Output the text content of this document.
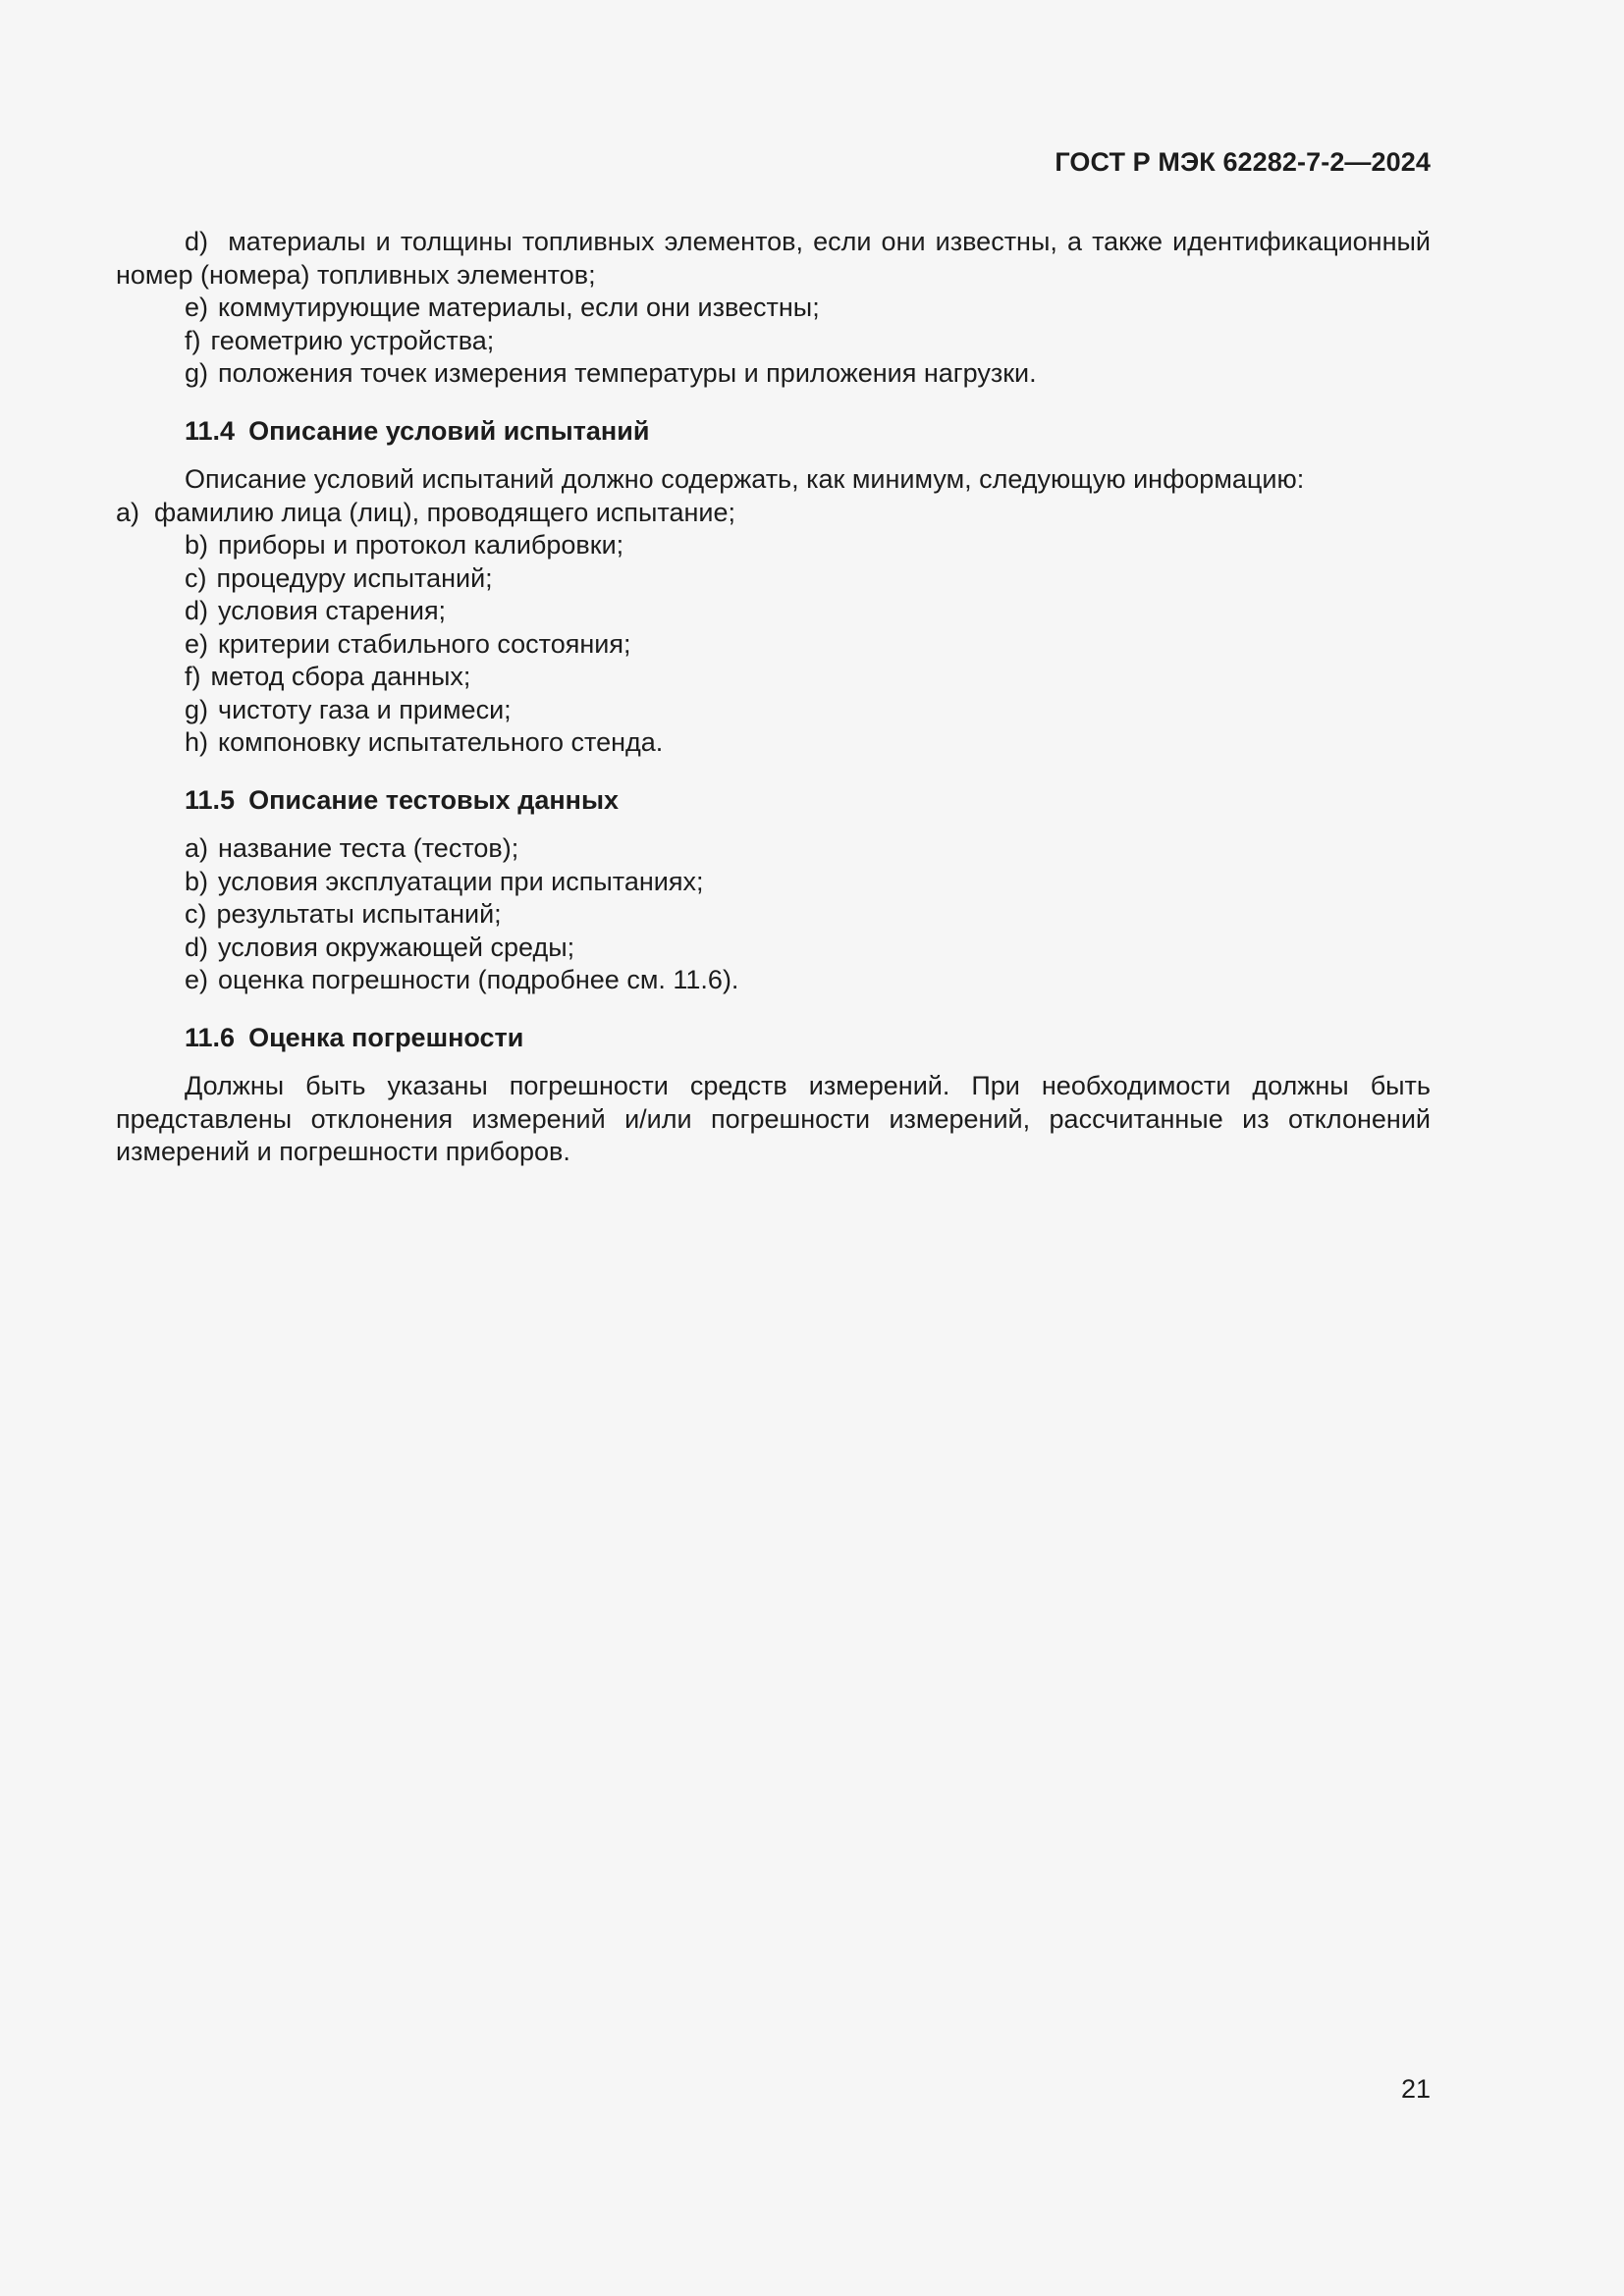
ГОСТ Р МЭК 62282-7-2—2024

d) материалы и толщины топливных элементов, если они известны, а также идентификационный номер (номера) топливных элементов;

e) коммутирующие материалы, если они известны;

f) геометрию устройства;

g) положения точек измерения температуры и приложения нагрузки.

11.4 Описание условий испытаний

Описание условий испытаний должно содержать, как минимум, следующую информацию:

a) фамилию лица (лиц), проводящего испытание;

b) приборы и протокол калибровки;

c) процедуру испытаний;

d) условия старения;

e) критерии стабильного состояния;

f) метод сбора данных;

g) чистоту газа и примеси;

h) компоновку испытательного стенда.

11.5 Описание тестовых данных

a) название теста (тестов);

b) условия эксплуатации при испытаниях;

c) результаты испытаний;

d) условия окружающей среды;

e) оценка погрешности (подробнее см. 11.6).

11.6 Оценка погрешности

Должны быть указаны погрешности средств измерений. При необходимости должны быть представлены отклонения измерений и/или погрешности измерений, рассчитанные из отклонений измерений и погрешности приборов.

21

## Written task:
Each record above should be copied character for character, with pictures dropped.

## Answer to this task:
Output the text content of this document.
ГОСТ Р МЭК 62282-7-2—2024

d) материалы и толщины топливных элементов, если они известны, а также идентификационный номер (номера) топливных элементов;

e) коммутирующие материалы, если они известны;

f) геометрию устройства;

g) положения точек измерения температуры и приложения нагрузки.

11.4 Описание условий испытаний

Описание условий испытаний должно содержать, как минимум, следующую информацию:

a) фамилию лица (лиц), проводящего испытание;

b) приборы и протокол калибровки;

c) процедуру испытаний;

d) условия старения;

e) критерии стабильного состояния;

f) метод сбора данных;

g) чистоту газа и примеси;

h) компоновку испытательного стенда.

11.5 Описание тестовых данных

a) название теста (тестов);

b) условия эксплуатации при испытаниях;

c) результаты испытаний;

d) условия окружающей среды;

e) оценка погрешности (подробнее см. 11.6).

11.6 Оценка погрешности

Должны быть указаны погрешности средств измерений. При необходимости должны быть представлены отклонения измерений и/или погрешности измерений, рассчитанные из отклонений измерений и погрешности приборов.

21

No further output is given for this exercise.